**Extracted data entries**.
════════════════════

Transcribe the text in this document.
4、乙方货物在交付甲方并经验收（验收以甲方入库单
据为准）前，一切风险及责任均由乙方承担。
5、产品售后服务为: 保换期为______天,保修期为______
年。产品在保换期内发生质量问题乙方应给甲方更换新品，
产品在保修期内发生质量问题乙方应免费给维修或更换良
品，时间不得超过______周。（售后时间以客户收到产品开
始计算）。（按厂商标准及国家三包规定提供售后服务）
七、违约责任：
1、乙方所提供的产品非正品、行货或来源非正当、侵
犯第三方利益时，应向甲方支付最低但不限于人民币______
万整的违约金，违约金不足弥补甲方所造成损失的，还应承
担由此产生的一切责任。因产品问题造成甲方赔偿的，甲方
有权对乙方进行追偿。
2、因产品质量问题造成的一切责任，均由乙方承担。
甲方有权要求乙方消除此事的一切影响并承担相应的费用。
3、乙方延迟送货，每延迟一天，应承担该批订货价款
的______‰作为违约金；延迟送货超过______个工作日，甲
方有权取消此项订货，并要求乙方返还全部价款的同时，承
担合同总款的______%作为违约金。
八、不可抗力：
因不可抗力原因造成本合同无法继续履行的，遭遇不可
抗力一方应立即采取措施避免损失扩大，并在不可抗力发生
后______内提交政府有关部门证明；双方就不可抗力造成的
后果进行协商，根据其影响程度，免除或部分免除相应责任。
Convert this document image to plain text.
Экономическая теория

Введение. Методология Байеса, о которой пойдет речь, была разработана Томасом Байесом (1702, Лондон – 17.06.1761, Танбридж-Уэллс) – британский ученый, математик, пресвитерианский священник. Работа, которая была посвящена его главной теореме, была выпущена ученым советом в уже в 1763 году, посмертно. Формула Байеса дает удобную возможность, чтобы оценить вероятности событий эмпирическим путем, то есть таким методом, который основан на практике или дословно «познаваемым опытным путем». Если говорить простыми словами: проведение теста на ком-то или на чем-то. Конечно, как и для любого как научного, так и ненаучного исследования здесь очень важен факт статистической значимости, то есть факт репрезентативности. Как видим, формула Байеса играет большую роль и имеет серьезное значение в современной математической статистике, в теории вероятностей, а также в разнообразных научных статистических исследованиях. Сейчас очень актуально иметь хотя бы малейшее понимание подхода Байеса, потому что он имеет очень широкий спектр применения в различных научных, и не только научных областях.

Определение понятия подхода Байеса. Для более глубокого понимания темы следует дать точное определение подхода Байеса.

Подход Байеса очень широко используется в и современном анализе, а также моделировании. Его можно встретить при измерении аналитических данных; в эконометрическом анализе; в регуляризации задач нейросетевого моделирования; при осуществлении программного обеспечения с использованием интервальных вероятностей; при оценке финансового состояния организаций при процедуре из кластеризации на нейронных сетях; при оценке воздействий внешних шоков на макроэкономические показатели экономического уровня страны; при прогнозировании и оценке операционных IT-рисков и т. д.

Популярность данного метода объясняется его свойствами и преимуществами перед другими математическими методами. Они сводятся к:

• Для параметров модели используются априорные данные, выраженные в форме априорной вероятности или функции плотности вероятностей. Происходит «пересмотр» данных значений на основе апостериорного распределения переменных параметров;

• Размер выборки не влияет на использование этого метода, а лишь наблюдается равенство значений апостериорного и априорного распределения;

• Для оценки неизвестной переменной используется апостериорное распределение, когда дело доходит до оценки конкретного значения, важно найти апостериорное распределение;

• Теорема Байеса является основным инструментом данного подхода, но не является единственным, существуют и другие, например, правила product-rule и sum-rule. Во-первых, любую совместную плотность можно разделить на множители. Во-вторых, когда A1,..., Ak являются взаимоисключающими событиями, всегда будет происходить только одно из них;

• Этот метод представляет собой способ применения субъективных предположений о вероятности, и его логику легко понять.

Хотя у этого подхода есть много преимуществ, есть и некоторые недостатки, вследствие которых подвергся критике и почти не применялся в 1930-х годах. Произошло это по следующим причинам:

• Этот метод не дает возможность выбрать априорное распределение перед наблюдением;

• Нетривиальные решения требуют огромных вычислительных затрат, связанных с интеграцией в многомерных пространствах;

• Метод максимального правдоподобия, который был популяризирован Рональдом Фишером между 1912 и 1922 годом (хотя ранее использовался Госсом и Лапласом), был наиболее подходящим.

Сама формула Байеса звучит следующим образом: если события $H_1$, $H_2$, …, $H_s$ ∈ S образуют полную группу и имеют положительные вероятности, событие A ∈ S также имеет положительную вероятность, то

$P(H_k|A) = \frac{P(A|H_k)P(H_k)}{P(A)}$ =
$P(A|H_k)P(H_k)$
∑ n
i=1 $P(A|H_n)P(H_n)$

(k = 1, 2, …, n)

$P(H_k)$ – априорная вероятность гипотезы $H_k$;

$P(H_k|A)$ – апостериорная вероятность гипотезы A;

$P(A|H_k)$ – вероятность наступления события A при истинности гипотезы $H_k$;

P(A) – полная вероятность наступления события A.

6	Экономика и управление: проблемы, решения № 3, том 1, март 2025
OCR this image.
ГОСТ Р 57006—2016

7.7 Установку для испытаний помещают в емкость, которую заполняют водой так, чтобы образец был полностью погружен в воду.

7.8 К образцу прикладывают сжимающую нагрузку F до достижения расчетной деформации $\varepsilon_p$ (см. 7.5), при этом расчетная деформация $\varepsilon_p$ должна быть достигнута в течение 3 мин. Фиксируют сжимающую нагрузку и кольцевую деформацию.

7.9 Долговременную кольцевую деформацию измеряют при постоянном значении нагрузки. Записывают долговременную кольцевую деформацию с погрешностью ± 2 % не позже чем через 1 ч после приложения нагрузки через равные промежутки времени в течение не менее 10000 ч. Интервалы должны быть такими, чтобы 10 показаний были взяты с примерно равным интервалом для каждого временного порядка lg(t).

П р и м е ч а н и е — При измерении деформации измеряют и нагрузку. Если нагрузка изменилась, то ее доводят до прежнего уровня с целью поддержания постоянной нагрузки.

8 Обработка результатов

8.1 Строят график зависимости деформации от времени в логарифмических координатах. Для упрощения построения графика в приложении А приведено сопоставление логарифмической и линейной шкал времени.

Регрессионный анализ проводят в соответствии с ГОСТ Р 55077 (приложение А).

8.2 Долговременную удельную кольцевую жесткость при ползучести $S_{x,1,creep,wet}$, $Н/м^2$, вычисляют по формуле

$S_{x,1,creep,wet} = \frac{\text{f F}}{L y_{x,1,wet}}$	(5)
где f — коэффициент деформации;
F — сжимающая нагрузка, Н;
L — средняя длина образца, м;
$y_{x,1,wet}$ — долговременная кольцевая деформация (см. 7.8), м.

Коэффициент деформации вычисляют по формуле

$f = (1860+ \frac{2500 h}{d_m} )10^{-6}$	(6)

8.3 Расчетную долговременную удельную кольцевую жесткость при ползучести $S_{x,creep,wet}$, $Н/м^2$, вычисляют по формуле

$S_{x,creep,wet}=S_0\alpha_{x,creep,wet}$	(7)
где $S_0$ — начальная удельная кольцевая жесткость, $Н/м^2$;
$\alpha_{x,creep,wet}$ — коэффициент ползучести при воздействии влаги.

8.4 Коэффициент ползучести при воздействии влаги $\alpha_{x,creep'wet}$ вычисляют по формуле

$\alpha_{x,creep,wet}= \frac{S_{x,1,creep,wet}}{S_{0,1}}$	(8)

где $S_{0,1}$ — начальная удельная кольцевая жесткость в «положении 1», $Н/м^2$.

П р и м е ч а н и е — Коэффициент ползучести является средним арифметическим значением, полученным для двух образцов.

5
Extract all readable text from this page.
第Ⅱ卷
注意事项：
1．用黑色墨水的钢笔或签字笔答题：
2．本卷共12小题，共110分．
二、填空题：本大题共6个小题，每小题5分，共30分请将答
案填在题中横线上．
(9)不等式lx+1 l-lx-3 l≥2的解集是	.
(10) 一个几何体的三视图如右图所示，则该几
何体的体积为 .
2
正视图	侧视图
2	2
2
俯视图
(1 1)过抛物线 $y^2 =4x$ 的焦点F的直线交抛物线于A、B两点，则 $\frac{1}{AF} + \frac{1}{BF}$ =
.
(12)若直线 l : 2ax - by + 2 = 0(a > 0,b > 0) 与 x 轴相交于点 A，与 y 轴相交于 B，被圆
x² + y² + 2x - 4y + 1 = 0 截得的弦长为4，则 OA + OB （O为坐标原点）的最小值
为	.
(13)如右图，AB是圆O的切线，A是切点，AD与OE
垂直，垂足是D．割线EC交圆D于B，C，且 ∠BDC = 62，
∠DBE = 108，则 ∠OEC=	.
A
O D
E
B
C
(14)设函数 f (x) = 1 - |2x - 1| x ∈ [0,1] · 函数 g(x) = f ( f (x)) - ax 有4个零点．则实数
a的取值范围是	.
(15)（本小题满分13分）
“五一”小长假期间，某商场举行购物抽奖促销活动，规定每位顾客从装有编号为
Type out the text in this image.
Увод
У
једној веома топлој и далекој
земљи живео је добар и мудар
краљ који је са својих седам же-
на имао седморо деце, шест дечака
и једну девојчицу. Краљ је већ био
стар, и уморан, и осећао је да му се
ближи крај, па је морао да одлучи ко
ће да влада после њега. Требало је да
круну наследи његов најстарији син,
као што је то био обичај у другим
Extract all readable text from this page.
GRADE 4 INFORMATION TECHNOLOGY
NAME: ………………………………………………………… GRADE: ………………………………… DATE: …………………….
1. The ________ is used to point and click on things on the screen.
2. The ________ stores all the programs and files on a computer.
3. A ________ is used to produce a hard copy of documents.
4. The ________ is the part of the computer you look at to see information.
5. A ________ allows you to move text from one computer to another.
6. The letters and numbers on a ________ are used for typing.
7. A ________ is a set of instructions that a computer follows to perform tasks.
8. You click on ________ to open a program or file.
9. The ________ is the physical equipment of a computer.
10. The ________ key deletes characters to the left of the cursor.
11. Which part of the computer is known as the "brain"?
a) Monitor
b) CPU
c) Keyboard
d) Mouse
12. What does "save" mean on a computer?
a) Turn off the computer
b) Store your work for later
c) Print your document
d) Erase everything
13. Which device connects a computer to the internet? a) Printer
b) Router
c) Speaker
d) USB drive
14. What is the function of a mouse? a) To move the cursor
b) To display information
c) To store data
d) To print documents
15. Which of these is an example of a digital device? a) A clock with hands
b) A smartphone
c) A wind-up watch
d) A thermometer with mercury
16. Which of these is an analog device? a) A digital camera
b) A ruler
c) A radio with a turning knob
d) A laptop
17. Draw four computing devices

════════════════════

Find all the lines containing "your" in the material, then copy them.

**Exercise output**.
b) Store your work for later
c) Print your document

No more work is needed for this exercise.